(Saved entries)
--- Start ---

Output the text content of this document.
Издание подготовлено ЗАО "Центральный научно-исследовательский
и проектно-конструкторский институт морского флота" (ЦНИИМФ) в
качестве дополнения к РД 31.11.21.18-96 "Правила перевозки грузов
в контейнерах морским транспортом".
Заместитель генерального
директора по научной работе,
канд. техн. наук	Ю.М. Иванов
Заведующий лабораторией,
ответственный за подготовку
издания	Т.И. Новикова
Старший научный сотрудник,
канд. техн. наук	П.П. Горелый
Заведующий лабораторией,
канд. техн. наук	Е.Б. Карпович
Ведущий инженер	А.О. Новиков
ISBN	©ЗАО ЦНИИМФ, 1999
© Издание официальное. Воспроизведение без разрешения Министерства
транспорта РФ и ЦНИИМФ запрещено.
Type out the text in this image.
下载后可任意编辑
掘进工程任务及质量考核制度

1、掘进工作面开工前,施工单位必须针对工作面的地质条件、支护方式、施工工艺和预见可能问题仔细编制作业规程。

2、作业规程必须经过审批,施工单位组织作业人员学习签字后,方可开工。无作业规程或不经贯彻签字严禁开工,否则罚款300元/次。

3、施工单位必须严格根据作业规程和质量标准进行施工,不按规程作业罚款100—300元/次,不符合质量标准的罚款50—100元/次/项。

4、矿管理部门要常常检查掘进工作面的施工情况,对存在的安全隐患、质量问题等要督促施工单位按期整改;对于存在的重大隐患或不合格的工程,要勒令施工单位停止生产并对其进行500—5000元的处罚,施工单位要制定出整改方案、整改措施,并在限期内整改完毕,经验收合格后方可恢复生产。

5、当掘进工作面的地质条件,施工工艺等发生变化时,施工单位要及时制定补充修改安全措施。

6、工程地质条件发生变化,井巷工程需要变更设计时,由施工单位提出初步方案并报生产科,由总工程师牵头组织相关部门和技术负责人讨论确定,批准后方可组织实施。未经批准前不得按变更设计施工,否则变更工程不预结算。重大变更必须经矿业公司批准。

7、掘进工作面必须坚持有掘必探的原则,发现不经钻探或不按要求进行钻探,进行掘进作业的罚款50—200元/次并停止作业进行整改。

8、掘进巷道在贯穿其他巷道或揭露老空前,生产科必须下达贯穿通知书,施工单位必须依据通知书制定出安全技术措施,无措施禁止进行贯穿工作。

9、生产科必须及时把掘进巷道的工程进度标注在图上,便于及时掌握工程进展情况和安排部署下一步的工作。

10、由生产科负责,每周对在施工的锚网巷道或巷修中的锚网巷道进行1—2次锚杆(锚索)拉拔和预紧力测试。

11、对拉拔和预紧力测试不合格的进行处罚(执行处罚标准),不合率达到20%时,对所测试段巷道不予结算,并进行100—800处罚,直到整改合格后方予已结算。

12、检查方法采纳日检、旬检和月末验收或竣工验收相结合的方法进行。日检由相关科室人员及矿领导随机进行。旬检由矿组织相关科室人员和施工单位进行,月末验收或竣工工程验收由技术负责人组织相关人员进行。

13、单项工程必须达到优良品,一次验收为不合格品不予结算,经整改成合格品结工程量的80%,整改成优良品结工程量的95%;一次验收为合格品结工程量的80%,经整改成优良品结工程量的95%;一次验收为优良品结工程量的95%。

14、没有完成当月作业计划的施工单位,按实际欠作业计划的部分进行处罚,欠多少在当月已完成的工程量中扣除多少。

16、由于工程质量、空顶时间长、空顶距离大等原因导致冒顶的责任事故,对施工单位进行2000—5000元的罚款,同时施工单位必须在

--- End ---

#### [BRIEF]
Check each line of the entries above for the word "наук". List the ones that have it.

#### [FINISHED EXERCISE]
канд. техн. наук	Ю.М. Иванов
канд. техн. наук	П.П. Горелый
канд. техн. наук	Е.Б. Карпович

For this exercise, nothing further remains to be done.